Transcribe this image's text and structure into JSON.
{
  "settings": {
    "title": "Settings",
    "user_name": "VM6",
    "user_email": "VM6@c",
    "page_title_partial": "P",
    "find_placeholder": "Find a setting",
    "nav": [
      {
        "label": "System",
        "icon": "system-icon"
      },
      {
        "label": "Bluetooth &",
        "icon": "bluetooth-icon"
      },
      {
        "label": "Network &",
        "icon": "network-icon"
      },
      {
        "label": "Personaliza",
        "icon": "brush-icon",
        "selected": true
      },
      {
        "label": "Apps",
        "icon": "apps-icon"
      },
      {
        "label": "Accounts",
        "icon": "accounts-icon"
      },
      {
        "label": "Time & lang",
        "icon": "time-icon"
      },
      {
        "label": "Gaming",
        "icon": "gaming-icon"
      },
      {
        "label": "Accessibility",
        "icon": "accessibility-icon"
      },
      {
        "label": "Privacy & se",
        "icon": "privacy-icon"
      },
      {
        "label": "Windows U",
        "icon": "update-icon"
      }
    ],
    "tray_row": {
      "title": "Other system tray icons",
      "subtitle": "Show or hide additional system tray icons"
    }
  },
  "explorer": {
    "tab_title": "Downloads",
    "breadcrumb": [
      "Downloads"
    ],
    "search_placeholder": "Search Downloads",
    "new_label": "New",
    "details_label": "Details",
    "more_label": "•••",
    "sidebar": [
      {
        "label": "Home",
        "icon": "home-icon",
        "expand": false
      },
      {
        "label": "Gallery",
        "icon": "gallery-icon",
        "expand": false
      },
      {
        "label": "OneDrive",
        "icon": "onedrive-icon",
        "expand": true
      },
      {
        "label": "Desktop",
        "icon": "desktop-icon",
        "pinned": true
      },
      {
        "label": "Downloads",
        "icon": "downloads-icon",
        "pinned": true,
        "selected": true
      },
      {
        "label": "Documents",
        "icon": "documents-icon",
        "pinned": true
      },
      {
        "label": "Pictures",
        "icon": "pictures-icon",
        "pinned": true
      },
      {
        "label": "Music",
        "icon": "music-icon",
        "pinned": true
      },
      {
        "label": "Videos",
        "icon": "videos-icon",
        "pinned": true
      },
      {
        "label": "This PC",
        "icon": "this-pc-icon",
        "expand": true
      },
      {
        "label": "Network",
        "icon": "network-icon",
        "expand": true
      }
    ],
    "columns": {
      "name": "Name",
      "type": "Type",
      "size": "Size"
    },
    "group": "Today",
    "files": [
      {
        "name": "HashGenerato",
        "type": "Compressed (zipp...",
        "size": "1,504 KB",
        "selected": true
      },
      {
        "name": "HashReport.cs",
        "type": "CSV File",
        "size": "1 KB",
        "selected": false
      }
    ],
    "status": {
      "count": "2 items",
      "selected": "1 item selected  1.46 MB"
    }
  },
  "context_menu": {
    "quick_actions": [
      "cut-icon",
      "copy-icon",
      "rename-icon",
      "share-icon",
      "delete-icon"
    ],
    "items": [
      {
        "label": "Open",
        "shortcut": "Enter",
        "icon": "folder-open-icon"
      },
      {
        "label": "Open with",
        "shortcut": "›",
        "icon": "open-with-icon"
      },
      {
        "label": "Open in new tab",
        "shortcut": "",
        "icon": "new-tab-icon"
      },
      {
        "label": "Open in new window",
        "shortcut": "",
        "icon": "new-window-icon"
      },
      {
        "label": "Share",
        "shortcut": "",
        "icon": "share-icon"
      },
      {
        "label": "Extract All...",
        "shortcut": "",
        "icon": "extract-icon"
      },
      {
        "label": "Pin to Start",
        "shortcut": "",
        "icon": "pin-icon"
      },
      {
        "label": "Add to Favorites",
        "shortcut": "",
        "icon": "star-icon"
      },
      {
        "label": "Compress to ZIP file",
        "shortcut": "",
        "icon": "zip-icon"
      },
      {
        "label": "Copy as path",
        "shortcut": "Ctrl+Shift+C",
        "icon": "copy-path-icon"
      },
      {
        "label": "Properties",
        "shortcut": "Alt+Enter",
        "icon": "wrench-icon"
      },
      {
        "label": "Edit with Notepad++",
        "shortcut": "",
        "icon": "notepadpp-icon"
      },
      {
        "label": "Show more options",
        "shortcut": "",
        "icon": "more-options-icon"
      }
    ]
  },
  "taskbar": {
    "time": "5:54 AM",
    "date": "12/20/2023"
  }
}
•••••
**WORK INSTRUCTIONS**
Set down every line of the listing above again, exactly as given.

**ANSWER TO THE PROBLEM**
Transcribe this image's text and structure into JSON.
{
  "settings": {
    "title": "Settings",
    "user_name": "VM6",
    "user_email": "VM6@c",
    "page_title_partial": "P",
    "find_placeholder": "Find a setting",
    "nav": [
      {
        "label": "System",
        "icon": "system-icon"
      },
      {
        "label": "Bluetooth &",
        "icon": "bluetooth-icon"
      },
      {
        "label": "Network &",
        "icon": "network-icon"
      },
      {
        "label": "Personaliza",
        "icon": "brush-icon",
        "selected": true
      },
      {
        "label": "Apps",
        "icon": "apps-icon"
      },
      {
        "label": "Accounts",
        "icon": "accounts-icon"
      },
      {
        "label": "Time & lang",
        "icon": "time-icon"
      },
      {
        "label": "Gaming",
        "icon": "gaming-icon"
      },
      {
        "label": "Accessibility",
        "icon": "accessibility-icon"
      },
      {
        "label": "Privacy & se",
        "icon": "privacy-icon"
      },
      {
        "label": "Windows U",
        "icon": "update-icon"
      }
    ],
    "tray_row": {
      "title": "Other system tray icons",
      "subtitle": "Show or hide additional system tray icons"
    }
  },
  "explorer": {
    "tab_title": "Downloads",
    "breadcrumb": [
      "Downloads"
    ],
    "search_placeholder": "Search Downloads",
    "new_label": "New",
    "details_label": "Details",
    "more_label": "•••",
    "sidebar": [
      {
        "label": "Home",
        "icon": "home-icon",
        "expand": false
      },
      {
        "label": "Gallery",
        "icon": "gallery-icon",
        "expand": false
      },
      {
        "label": "OneDrive",
        "icon": "onedrive-icon",
        "expand": true
      },
      {
        "label": "Desktop",
        "icon": "desktop-icon",
        "pinned": true
      },
      {
        "label": "Downloads",
        "icon": "downloads-icon",
        "pinned": true,
        "selected": true
      },
      {
        "label": "Documents",
        "icon": "documents-icon",
        "pinned": true
      },
      {
        "label": "Pictures",
        "icon": "pictures-icon",
        "pinned": true
      },
      {
        "label": "Music",
        "icon": "music-icon",
        "pinned": true
      },
      {
        "label": "Videos",
        "icon": "videos-icon",
        "pinned": true
      },
      {
        "label": "This PC",
        "icon": "this-pc-icon",
        "expand": true
      },
      {
        "label": "Network",
        "icon": "network-icon",
        "expand": true
      }
    ],
    "columns": {
      "name": "Name",
      "type": "Type",
      "size": "Size"
    },
    "group": "Today",
    "files": [
      {
        "name": "HashGenerato",
        "type": "Compressed (zipp...",
        "size": "1,504 KB",
        "selected": true
      },
      {
        "name": "HashReport.cs",
        "type": "CSV File",
        "size": "1 KB",
        "selected": false
      }
    ],
    "status": {
      "count": "2 items",
      "selected": "1 item selected  1.46 MB"
    }
  },
  "context_menu": {
    "quick_actions": [
      "cut-icon",
      "copy-icon",
      "rename-icon",
      "share-icon",
      "delete-icon"
    ],
    "items": [
      {
        "label": "Open",
        "shortcut": "Enter",
        "icon": "folder-open-icon"
      },
      {
        "label": "Open with",
        "shortcut": "›",
        "icon": "open-with-icon"
      },
      {
        "label": "Open in new tab",
        "shortcut": "",
        "icon": "new-tab-icon"
      },
      {
        "label": "Open in new window",
        "shortcut": "",
        "icon": "new-window-icon"
      },
      {
        "label": "Share",
        "shortcut": "",
        "icon": "share-icon"
      },
      {
        "label": "Extract All...",
        "shortcut": "",
        "icon": "extract-icon"
      },
      {
        "label": "Pin to Start",
        "shortcut": "",
        "icon": "pin-icon"
      },
      {
        "label": "Add to Favorites",
        "shortcut": "",
        "icon": "star-icon"
      },
      {
        "label": "Compress to ZIP file",
        "shortcut": "",
        "icon": "zip-icon"
      },
      {
        "label": "Copy as path",
        "shortcut": "Ctrl+Shift+C",
        "icon": "copy-path-icon"
      },
      {
        "label": "Properties",
        "shortcut": "Alt+Enter",
        "icon": "wrench-icon"
      },
      {
        "label": "Edit with Notepad++",
        "shortcut": "",
        "icon": "notepadpp-icon"
      },
      {
        "label": "Show more options",
        "shortcut": "",
        "icon": "more-options-icon"
      }
    ]
  },
  "taskbar": {
    "time": "5:54 AM",
    "date": "12/20/2023"
  }
}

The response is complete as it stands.